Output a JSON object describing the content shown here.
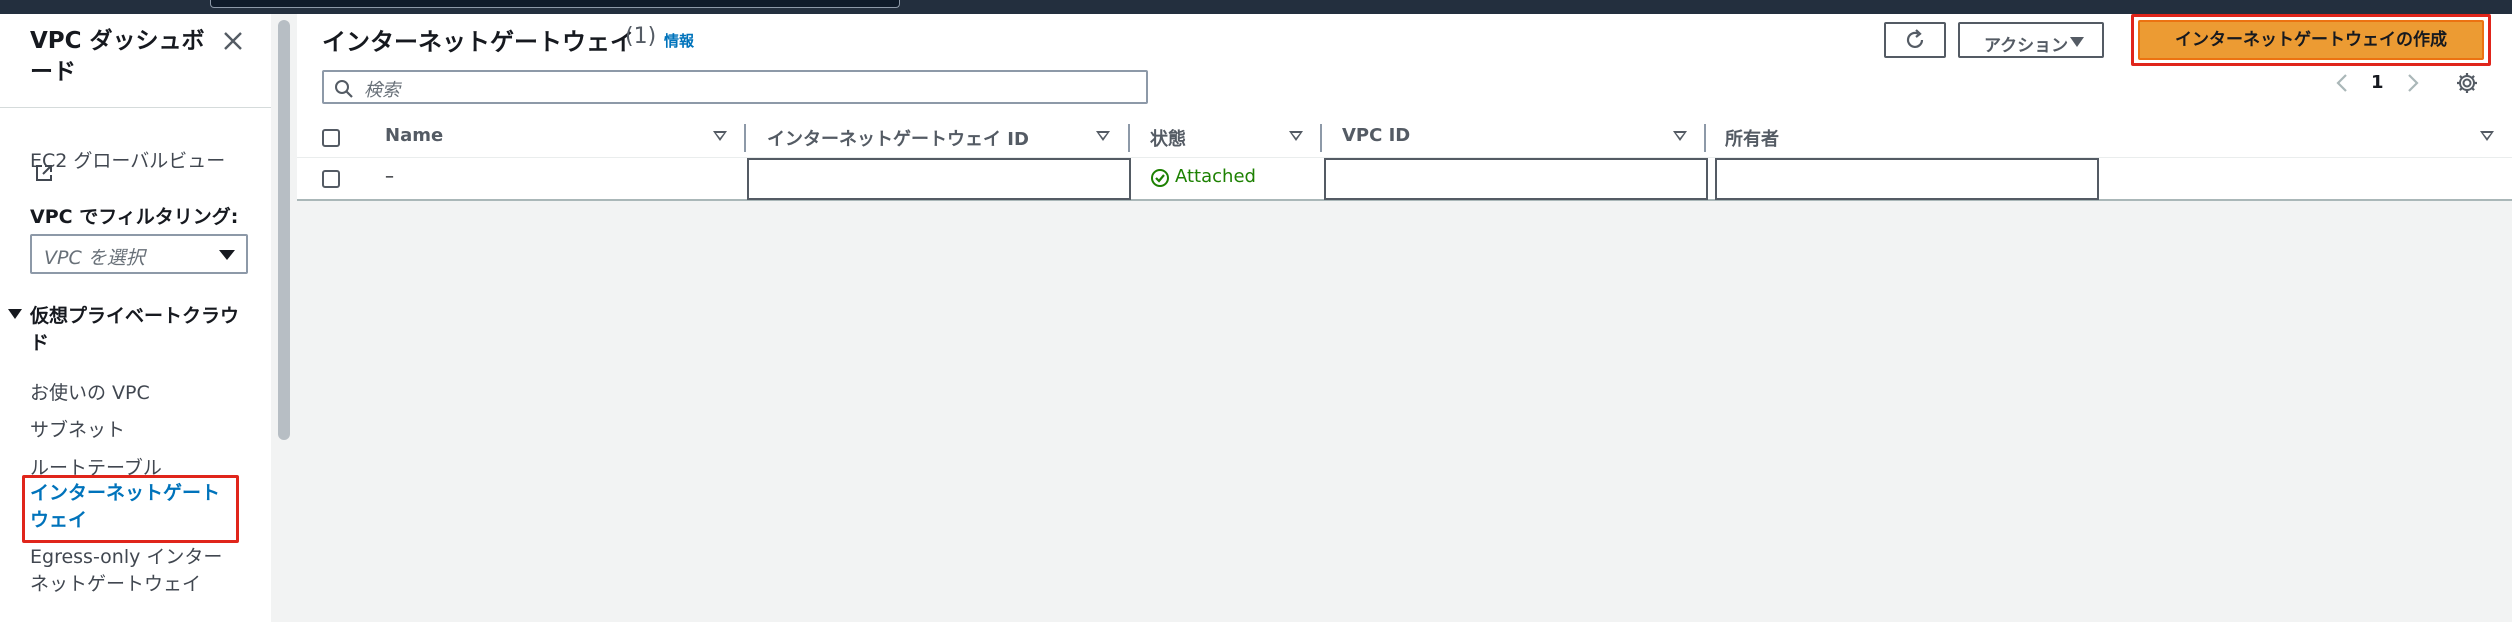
{
  "sidebar": {
    "header": "VPC ダッシュボード",
    "links": {
      "ec2_global": "EC2 グローバルビュー"
    },
    "filter_label": "VPC でフィルタリング:",
    "filter_placeholder": "VPC を選択",
    "section": "仮想プライベートクラウド",
    "items": [
      "お使いの VPC",
      "サブネット",
      "ルートテーブル"
    ],
    "active_item": "インターネットゲートウェイ",
    "egress_item": "Egress-only インターネットゲートウェイ"
  },
  "main": {
    "title": "インターネットゲートウェイ",
    "count": "(1)",
    "info_link": "情報",
    "actions_label": "アクション",
    "create_label": "インターネットゲートウェイの作成",
    "search_placeholder": "検索",
    "page_number": "1"
  },
  "table": {
    "columns": [
      "Name",
      "インターネットゲートウェイ ID",
      "状態",
      "VPC ID",
      "所有者"
    ],
    "rows": [
      {
        "name": "–",
        "id": "",
        "status": "Attached",
        "vpc_id": "",
        "owner": ""
      }
    ]
  },
  "colors": {
    "primary_button": "#ec9b33",
    "highlight_box": "#e0251b",
    "active_link": "#0073bb",
    "status_ok": "#1d8102"
  }
}
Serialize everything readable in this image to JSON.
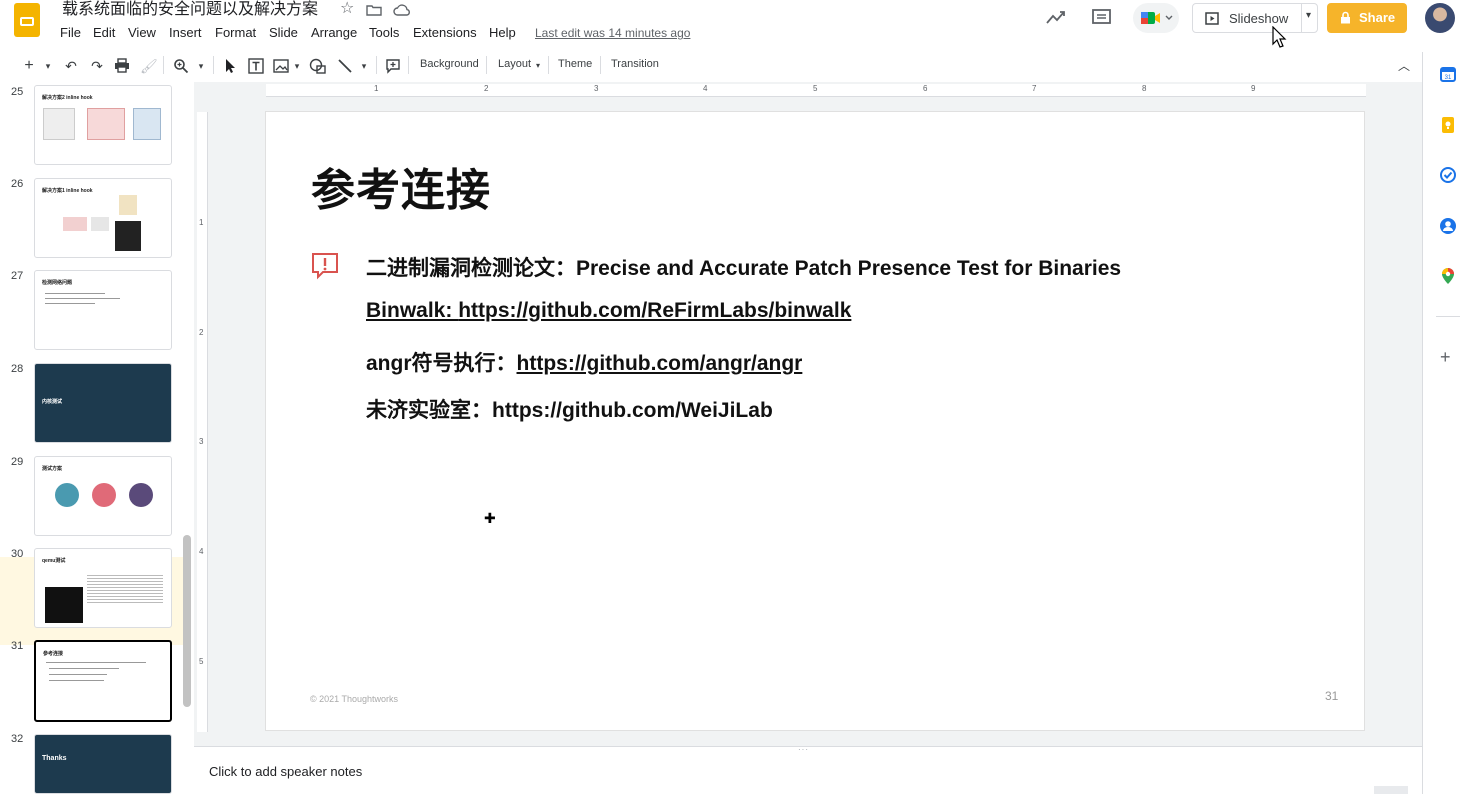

Work to do:
Your copy should match the records word for word, with the pictures removed.

Result of the exercise:
Output a JSON object describing the content shown here.
{
  "sidebar": {
    "header": "VPC ダッシュボード",
    "links": {
      "ec2_global": "EC2 グローバルビュー"
    },
    "filter_label": "VPC でフィルタリング:",
    "filter_placeholder": "VPC を選択",
    "section": "仮想プライベートクラウド",
    "items": [
      "お使いの VPC",
      "サブネット",
      "ルートテーブル"
    ],
    "active_item": "インターネットゲートウェイ",
    "egress_item": "Egress-only インターネットゲートウェイ"
  },
  "main": {
    "title": "インターネットゲートウェイ",
    "count": "(1)",
    "info_link": "情報",
    "actions_label": "アクション",
    "create_label": "インターネットゲートウェイの作成",
    "search_placeholder": "検索",
    "page_number": "1"
  },
  "table": {
    "columns": [
      "Name",
      "インターネットゲートウェイ ID",
      "状態",
      "VPC ID",
      "所有者"
    ],
    "rows": [
      {
        "name": "–",
        "id": "",
        "status": "Attached",
        "vpc_id": "",
        "owner": ""
      }
    ]
  },
  "colors": {
    "primary_button": "#ec9b33",
    "highlight_box": "#e0251b",
    "active_link": "#0073bb",
    "status_ok": "#1d8102"
  }
}
Serialize everything readable in this image to JSON.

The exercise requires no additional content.